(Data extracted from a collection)
════

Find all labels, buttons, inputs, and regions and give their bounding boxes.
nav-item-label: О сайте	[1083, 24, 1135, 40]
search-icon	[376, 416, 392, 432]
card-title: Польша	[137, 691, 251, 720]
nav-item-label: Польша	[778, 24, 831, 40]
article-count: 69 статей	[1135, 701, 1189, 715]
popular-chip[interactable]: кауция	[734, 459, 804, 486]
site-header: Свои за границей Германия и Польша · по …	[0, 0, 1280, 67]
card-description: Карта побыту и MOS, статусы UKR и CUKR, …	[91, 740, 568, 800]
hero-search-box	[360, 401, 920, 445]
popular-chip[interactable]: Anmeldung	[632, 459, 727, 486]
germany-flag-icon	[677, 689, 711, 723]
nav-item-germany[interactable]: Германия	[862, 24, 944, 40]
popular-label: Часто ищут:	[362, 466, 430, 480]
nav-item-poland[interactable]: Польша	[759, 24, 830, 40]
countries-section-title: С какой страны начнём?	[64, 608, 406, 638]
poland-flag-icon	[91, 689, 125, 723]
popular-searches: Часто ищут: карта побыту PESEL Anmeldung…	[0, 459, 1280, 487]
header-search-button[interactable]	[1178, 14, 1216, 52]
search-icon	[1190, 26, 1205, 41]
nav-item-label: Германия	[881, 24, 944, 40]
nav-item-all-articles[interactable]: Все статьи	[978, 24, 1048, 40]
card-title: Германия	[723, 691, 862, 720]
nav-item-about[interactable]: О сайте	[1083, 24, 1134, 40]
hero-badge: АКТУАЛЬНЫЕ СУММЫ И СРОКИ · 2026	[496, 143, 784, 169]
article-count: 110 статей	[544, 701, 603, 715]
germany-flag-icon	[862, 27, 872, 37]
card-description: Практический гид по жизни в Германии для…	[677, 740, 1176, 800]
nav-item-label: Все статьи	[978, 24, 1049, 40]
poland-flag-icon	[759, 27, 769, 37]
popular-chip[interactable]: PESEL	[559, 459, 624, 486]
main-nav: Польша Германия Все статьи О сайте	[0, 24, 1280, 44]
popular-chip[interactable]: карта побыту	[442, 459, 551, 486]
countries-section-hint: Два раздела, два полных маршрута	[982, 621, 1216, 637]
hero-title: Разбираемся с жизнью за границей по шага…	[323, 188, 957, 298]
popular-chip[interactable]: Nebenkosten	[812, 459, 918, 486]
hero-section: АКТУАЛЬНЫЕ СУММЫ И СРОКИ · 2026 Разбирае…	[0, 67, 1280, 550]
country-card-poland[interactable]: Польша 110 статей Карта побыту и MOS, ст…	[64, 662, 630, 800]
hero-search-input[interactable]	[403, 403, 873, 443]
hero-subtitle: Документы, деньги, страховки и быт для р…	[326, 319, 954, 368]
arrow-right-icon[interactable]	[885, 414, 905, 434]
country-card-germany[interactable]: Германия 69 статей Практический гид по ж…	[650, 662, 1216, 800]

════

Aim of the exercise:
Update the rows above by replacing every occurrence of "popular-chip" with "popular-tag", leaving everything else unchanged.

Response to this task:
Find all labels, buttons, inputs, and regions and give their bounding boxes.
nav-item-label: О сайте	[1083, 24, 1135, 40]
search-icon	[376, 416, 392, 432]
card-title: Польша	[137, 691, 251, 720]
nav-item-label: Польша	[778, 24, 831, 40]
article-count: 69 статей	[1135, 701, 1189, 715]
popular-tag[interactable]: кауция	[734, 459, 804, 486]
site-header: Свои за границей Германия и Польша · по …	[0, 0, 1280, 67]
card-description: Карта побыту и MOS, статусы UKR и CUKR, …	[91, 740, 568, 800]
hero-search-box	[360, 401, 920, 445]
popular-tag[interactable]: Anmeldung	[632, 459, 727, 486]
germany-flag-icon	[677, 689, 711, 723]
nav-item-germany[interactable]: Германия	[862, 24, 944, 40]
popular-label: Часто ищут:	[362, 466, 430, 480]
nav-item-poland[interactable]: Польша	[759, 24, 830, 40]
countries-section-title: С какой страны начнём?	[64, 608, 406, 638]
poland-flag-icon	[91, 689, 125, 723]
popular-searches: Часто ищут: карта побыту PESEL Anmeldung…	[0, 459, 1280, 487]
header-search-button[interactable]	[1178, 14, 1216, 52]
search-icon	[1190, 26, 1205, 41]
nav-item-label: Германия	[881, 24, 944, 40]
nav-item-all-articles[interactable]: Все статьи	[978, 24, 1048, 40]
card-title: Германия	[723, 691, 862, 720]
nav-item-about[interactable]: О сайте	[1083, 24, 1134, 40]
hero-badge: АКТУАЛЬНЫЕ СУММЫ И СРОКИ · 2026	[496, 143, 784, 169]
article-count: 110 статей	[544, 701, 603, 715]
germany-flag-icon	[862, 27, 872, 37]
card-description: Практический гид по жизни в Германии для…	[677, 740, 1176, 800]
nav-item-label: Все статьи	[978, 24, 1049, 40]
poland-flag-icon	[759, 27, 769, 37]
popular-tag[interactable]: PESEL	[559, 459, 624, 486]
main-nav: Польша Германия Все статьи О сайте	[0, 24, 1280, 44]
popular-tag[interactable]: карта побыту	[442, 459, 551, 486]
countries-section-hint: Два раздела, два полных маршрута	[982, 621, 1216, 637]
hero-title: Разбираемся с жизнью за границей по шага…	[323, 188, 957, 298]
popular-tag[interactable]: Nebenkosten	[812, 459, 918, 486]
hero-section: АКТУАЛЬНЫЕ СУММЫ И СРОКИ · 2026 Разбирае…	[0, 67, 1280, 550]
country-card-poland[interactable]: Польша 110 статей Карта побыту и MOS, ст…	[64, 662, 630, 800]
hero-search-input[interactable]	[403, 403, 873, 443]
hero-subtitle: Документы, деньги, страховки и быт для р…	[326, 319, 954, 368]
arrow-right-icon[interactable]	[885, 414, 905, 434]
country-card-germany[interactable]: Германия 69 статей Практический гид по ж…	[650, 662, 1216, 800]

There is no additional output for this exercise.